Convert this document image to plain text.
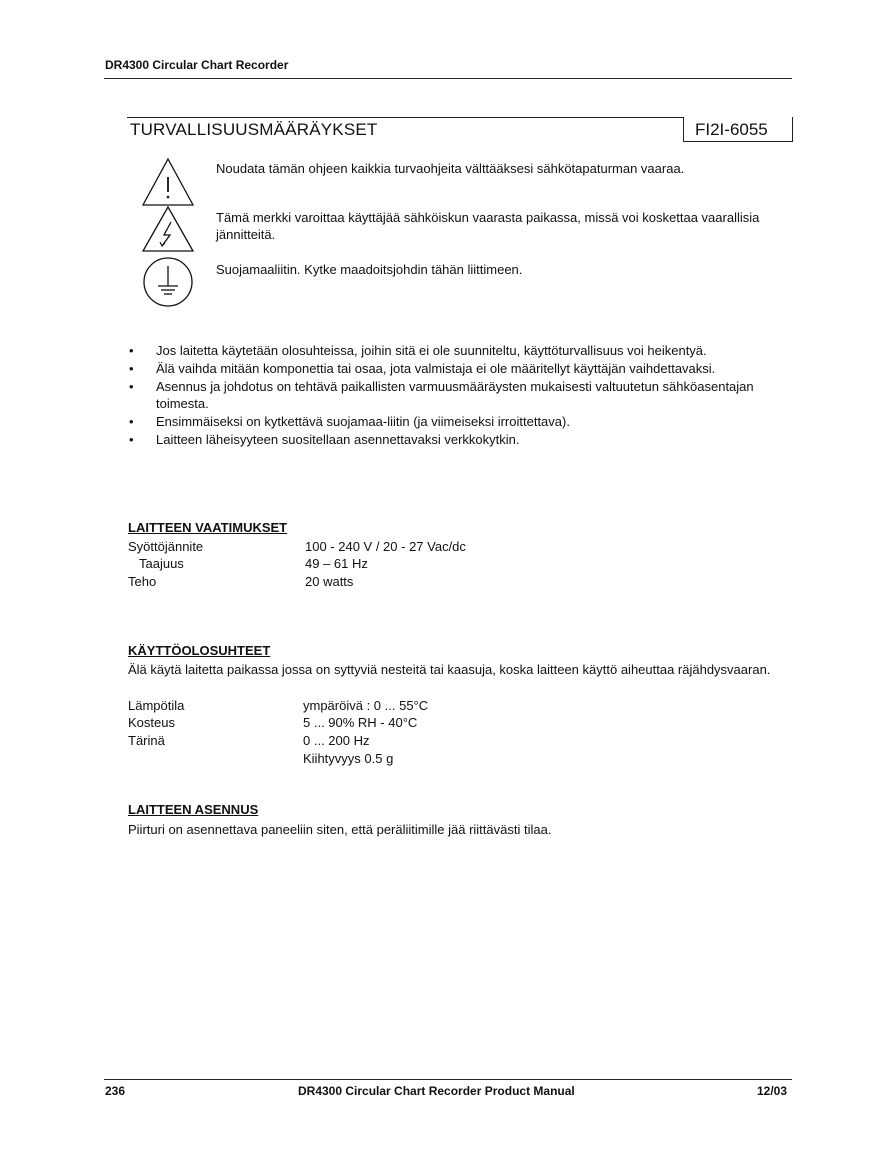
DR4300 Circular Chart Recorder
TURVALLISUUSMÄÄRÄYKSET	FI2I-6055
Noudata tämän ohjeen kaikkia turvaohjeita välttääksesi sähkötapaturman vaaraa.
Tämä merkki varoittaa käyttäjää sähköiskun vaarasta paikassa, missä voi koskettaa vaarallisia jännitteitä.
Suojamaaliitin. Kytke maadoitsjohdin tähän liittimeen.
• Jos laitetta käytetään olosuhteissa, joihin sitä ei ole suunniteltu, käyttöturvallisuus voi heikentyä.
• Älä vaihda mitään komponettia tai osaa, jota valmistaja ei ole määritellyt käyttäjän vaihdettavaksi.
• Asennus ja johdotus on tehtävä paikallisten varmuusmääräysten mukaisesti valtuutetun sähköasentajan toimesta.
• Ensimmäiseksi on kytkettävä suojamaa-liitin (ja viimeiseksi irroittettava).
• Laitteen läheisyyteen suositellaan asennettavaksi verkkokytkin.
LAITTEEN VAATIMUKSET
Syöttöjännite	100 - 240 V / 20 - 27 Vac/dc
Taajuus	49 – 61 Hz
Teho	20 watts
KÄYTTÖOLOSUHTEET
Älä käytä laitetta paikassa jossa on syttyviä nesteitä tai kaasuja, koska laitteen käyttö aiheuttaa räjähdysvaaran.
Lämpötila	ympäröivä : 0 ... 55°C
Kosteus	5 ... 90% RH - 40°C
Tärinä	0 ... 200 Hz
Kiihtyvyys 0.5 g
LAITTEEN ASENNUS
Piirturi on asennettava paneeliin siten, että peräliitimille jää riittävästi tilaa.
236	DR4300 Circular Chart Recorder Product Manual	12/03
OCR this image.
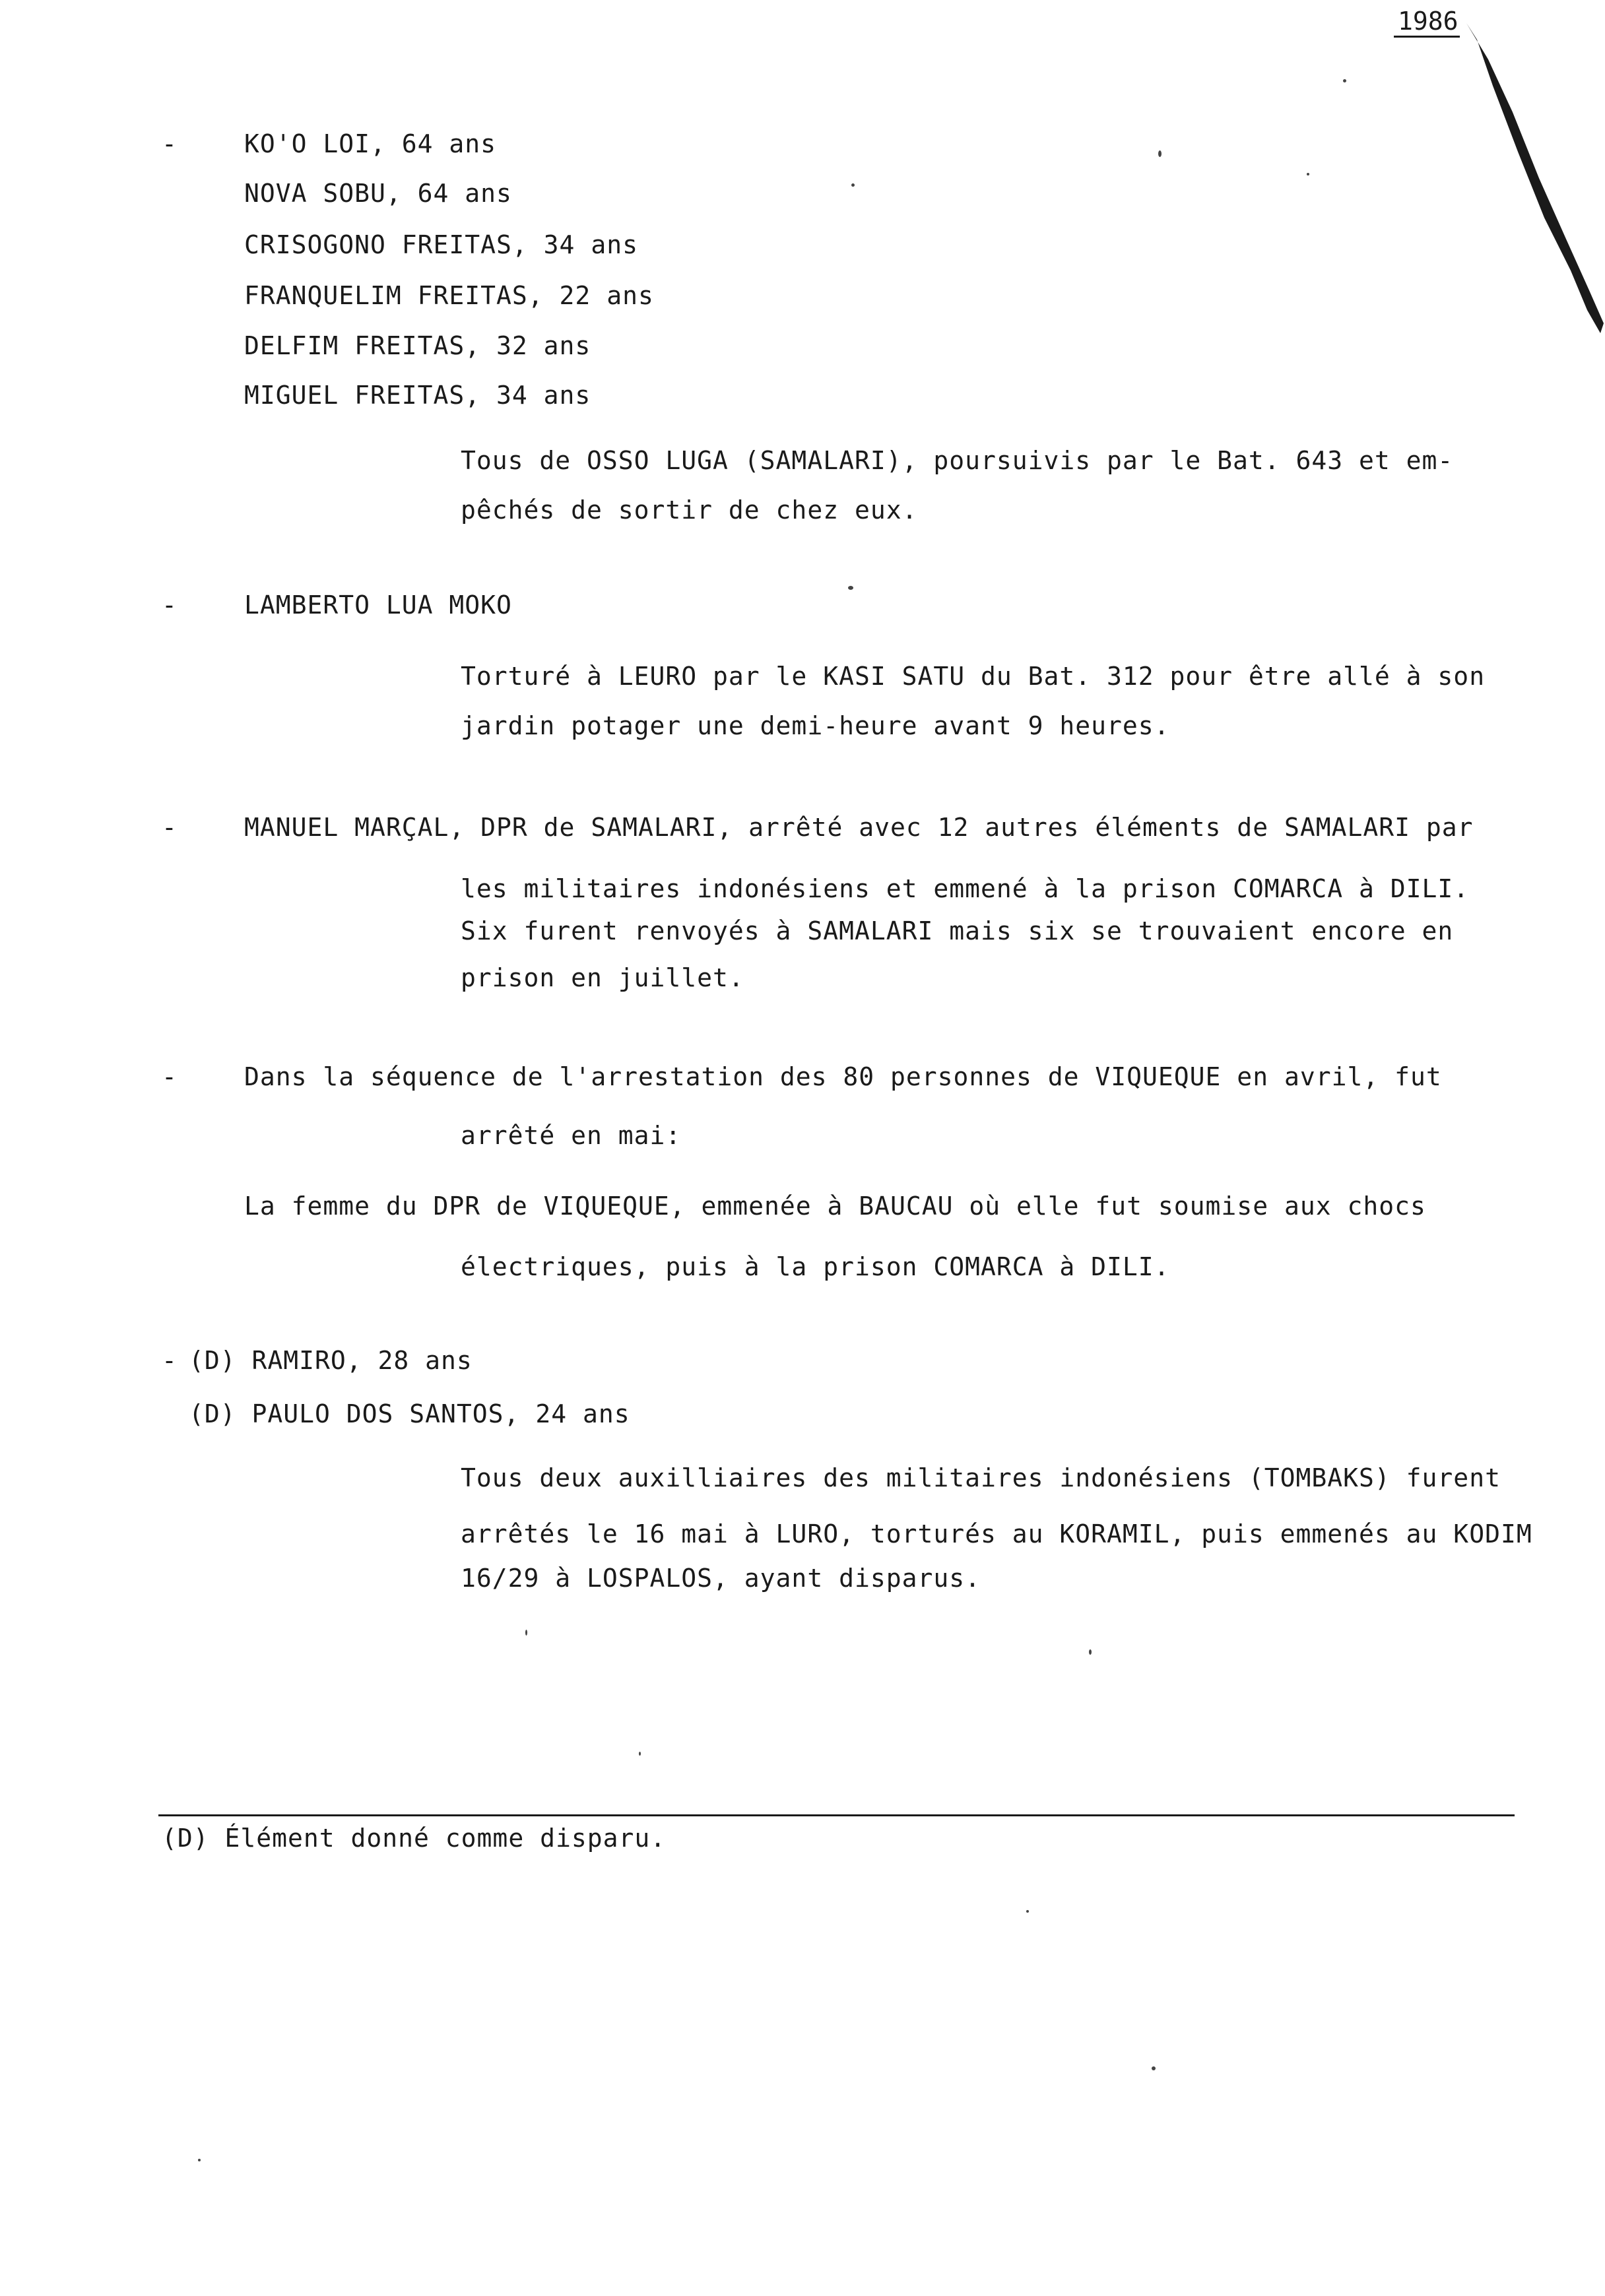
1986
-	KO'O LOI, 64 ans
NOVA SOBU, 64 ans
CRISOGONO FREITAS, 34 ans
FRANQUELIM FREITAS, 22 ans
DELFIM FREITAS, 32 ans
MIGUEL FREITAS, 34 ans
Tous de OSSO LUGA (SAMALARI), poursuivis par le Bat. 643 et em-
pêchés de sortir de chez eux.
-	LAMBERTO LUA MOKO
Torturé à LEURO par le KASI SATU du Bat. 312 pour être allé à son
jardin potager une demi-heure avant 9 heures.
-	MANUEL MARÇAL, DPR de SAMALARI, arrêté avec 12 autres éléments de SAMALARI par
les militaires indonésiens et emmené à la prison COMARCA à DILI.
Six furent renvoyés à SAMALARI mais six se trouvaient encore en
prison en juillet.
-	Dans la séquence de l'arrestation des 80 personnes de VIQUEQUE en avril, fut
arrêté en mai:
La femme du DPR de VIQUEQUE, emmenée à BAUCAU où elle fut soumise aux chocs
électriques, puis à la prison COMARCA à DILI.
- (D) RAMIRO, 28 ans
(D) PAULO DOS SANTOS, 24 ans
Tous deux auxilliaires des militaires indonésiens (TOMBAKS) furent
arrêtés le 16 mai à LURO, torturés au KORAMIL, puis emmenés au KODIM
16/29 à LOSPALOS, ayant disparus.
(D) Élément donné comme disparu.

Directions:
State the count of lines in the data holding the word "paikassa", adding nothing to it.

Result of this exercise:
2